▶ Objective
Rewrite the records starting at the line containing "Where is each" and ending at the line containing "undo-button[interactable] [694,10,730,46]", putting "header-nav" wherever "hero-nav" appears and changing nothing else. Give only those lines.

▶ Data for processing
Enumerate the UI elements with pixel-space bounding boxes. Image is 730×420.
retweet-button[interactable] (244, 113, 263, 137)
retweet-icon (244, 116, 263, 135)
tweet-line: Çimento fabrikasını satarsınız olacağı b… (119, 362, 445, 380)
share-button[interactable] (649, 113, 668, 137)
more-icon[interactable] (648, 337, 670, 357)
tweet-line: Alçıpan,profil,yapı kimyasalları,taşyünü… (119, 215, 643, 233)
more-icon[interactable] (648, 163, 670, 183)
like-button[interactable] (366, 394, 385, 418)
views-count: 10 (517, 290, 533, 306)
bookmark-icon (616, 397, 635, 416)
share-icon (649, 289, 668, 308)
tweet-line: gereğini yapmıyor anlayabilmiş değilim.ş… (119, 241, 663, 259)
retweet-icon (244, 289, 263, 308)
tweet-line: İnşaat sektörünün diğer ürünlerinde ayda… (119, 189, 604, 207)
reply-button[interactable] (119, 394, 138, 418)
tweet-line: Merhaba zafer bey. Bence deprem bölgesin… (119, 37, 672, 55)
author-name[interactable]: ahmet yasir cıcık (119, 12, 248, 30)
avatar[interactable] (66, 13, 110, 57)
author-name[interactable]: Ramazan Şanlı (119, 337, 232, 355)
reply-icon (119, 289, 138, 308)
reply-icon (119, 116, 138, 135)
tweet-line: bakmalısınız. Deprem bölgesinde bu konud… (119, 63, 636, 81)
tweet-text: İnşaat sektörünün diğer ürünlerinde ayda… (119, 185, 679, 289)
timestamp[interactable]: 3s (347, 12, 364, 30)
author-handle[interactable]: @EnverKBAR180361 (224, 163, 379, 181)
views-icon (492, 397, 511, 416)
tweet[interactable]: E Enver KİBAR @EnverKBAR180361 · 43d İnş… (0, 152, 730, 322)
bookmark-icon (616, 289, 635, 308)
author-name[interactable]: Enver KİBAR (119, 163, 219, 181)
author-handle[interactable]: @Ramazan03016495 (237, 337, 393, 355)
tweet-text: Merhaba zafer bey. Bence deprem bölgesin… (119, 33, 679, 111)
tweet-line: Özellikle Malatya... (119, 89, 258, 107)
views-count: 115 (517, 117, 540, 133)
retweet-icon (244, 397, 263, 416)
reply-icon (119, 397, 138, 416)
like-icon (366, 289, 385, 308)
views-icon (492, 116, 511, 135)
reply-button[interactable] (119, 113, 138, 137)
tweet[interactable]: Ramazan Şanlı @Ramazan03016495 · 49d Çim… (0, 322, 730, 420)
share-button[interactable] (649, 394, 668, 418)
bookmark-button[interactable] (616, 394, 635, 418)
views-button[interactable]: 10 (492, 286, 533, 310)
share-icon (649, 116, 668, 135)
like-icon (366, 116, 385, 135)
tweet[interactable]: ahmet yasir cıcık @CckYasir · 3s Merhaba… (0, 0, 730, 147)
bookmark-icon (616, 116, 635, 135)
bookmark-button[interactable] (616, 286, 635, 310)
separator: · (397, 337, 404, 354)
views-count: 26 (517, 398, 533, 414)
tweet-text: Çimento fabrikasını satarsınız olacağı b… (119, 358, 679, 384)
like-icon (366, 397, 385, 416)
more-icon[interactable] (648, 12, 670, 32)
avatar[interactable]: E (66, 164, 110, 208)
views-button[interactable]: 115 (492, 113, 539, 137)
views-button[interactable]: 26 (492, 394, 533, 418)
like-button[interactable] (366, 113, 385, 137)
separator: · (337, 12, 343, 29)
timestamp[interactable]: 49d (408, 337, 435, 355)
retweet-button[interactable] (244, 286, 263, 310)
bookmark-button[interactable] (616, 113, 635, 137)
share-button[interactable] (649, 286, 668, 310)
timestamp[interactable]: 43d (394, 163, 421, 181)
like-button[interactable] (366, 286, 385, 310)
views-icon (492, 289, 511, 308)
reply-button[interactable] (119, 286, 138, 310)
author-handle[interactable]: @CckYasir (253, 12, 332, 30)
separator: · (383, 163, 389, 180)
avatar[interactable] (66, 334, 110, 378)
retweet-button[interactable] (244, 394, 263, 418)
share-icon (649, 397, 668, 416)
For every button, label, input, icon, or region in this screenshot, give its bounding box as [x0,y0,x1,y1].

---

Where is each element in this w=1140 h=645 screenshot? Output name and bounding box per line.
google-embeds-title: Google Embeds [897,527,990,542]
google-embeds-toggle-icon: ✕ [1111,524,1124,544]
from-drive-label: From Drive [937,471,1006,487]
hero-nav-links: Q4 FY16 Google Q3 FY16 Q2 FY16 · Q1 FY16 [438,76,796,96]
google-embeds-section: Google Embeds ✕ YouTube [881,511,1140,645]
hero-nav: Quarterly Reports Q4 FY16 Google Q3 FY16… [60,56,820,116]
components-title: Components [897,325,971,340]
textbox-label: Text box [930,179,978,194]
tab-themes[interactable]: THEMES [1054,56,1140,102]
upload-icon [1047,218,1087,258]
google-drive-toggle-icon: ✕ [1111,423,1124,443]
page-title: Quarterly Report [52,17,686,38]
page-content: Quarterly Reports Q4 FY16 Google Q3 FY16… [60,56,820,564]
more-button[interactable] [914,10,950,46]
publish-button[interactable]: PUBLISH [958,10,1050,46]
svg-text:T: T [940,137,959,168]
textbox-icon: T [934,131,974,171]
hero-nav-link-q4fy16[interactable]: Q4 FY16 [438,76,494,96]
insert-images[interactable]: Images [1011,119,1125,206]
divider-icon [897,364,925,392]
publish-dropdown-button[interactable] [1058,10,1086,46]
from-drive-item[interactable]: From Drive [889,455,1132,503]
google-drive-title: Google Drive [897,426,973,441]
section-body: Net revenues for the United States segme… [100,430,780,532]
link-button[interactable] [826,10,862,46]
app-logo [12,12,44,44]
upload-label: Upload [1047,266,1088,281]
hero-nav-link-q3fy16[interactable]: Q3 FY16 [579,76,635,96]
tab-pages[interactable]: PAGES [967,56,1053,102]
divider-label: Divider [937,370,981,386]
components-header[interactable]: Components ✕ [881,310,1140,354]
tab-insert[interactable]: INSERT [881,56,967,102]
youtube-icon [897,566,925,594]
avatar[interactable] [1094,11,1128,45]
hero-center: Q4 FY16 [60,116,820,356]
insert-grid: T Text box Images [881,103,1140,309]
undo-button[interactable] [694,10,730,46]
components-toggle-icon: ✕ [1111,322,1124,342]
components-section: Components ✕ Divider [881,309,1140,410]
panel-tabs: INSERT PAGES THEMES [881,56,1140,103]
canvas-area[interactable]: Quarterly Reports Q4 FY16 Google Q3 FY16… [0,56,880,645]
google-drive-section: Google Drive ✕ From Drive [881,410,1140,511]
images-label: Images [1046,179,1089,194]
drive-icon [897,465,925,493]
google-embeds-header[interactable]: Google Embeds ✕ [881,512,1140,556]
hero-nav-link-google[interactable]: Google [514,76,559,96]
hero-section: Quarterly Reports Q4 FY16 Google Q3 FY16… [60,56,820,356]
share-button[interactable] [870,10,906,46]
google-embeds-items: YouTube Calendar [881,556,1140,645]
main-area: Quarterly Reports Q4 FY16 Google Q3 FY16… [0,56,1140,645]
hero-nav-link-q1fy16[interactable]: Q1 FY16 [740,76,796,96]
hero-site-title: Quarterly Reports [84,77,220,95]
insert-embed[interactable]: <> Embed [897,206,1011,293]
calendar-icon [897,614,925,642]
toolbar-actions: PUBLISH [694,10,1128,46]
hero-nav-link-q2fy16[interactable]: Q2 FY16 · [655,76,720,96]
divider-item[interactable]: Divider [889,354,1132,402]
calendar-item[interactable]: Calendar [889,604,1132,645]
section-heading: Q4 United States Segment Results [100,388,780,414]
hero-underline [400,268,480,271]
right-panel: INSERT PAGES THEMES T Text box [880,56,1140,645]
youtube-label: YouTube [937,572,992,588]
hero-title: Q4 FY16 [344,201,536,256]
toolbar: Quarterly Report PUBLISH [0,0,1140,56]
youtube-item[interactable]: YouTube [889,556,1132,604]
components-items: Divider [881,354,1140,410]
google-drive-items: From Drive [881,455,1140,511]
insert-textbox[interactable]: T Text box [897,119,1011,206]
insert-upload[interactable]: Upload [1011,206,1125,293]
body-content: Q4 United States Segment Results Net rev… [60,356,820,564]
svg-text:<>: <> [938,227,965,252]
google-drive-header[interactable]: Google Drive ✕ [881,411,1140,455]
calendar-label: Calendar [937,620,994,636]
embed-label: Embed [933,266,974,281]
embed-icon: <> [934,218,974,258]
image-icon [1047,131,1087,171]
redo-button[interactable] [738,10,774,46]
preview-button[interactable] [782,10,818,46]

▶ In response
Where is each element in this w=1140 h=645 screenshot? Output name and bounding box per line.
google-embeds-title: Google Embeds [897,527,990,542]
google-embeds-toggle-icon: ✕ [1111,524,1124,544]
from-drive-label: From Drive [937,471,1006,487]
header-nav-links: Q4 FY16 Google Q3 FY16 Q2 FY16 · Q1 FY16 [438,76,796,96]
google-embeds-section: Google Embeds ✕ YouTube [881,511,1140,645]
header-nav: Quarterly Reports Q4 FY16 Google Q3 FY16… [60,56,820,116]
components-title: Components [897,325,971,340]
textbox-label: Text box [930,179,978,194]
tab-themes[interactable]: THEMES [1054,56,1140,102]
upload-icon [1047,218,1087,258]
google-drive-toggle-icon: ✕ [1111,423,1124,443]
page-title: Quarterly Report [52,17,686,38]
page-content: Quarterly Reports Q4 FY16 Google Q3 FY16… [60,56,820,564]
more-button[interactable] [914,10,950,46]
publish-button[interactable]: PUBLISH [958,10,1050,46]
svg-text:T: T [940,137,959,168]
textbox-icon: T [934,131,974,171]
header-nav-link-q4fy16[interactable]: Q4 FY16 [438,76,494,96]
insert-images[interactable]: Images [1011,119,1125,206]
divider-icon [897,364,925,392]
publish-dropdown-button[interactable] [1058,10,1086,46]
from-drive-item[interactable]: From Drive [889,455,1132,503]
google-drive-title: Google Drive [897,426,973,441]
section-body: Net revenues for the United States segme… [100,430,780,532]
link-button[interactable] [826,10,862,46]
app-logo [12,12,44,44]
upload-label: Upload [1047,266,1088,281]
header-nav-link-q3fy16[interactable]: Q3 FY16 [579,76,635,96]
tab-pages[interactable]: PAGES [967,56,1053,102]
divider-label: Divider [937,370,981,386]
components-header[interactable]: Components ✕ [881,310,1140,354]
tab-insert[interactable]: INSERT [881,56,967,102]
youtube-icon [897,566,925,594]
avatar[interactable] [1094,11,1128,45]
hero-center: Q4 FY16 [60,116,820,356]
insert-grid: T Text box Images [881,103,1140,309]
undo-button[interactable] [694,10,730,46]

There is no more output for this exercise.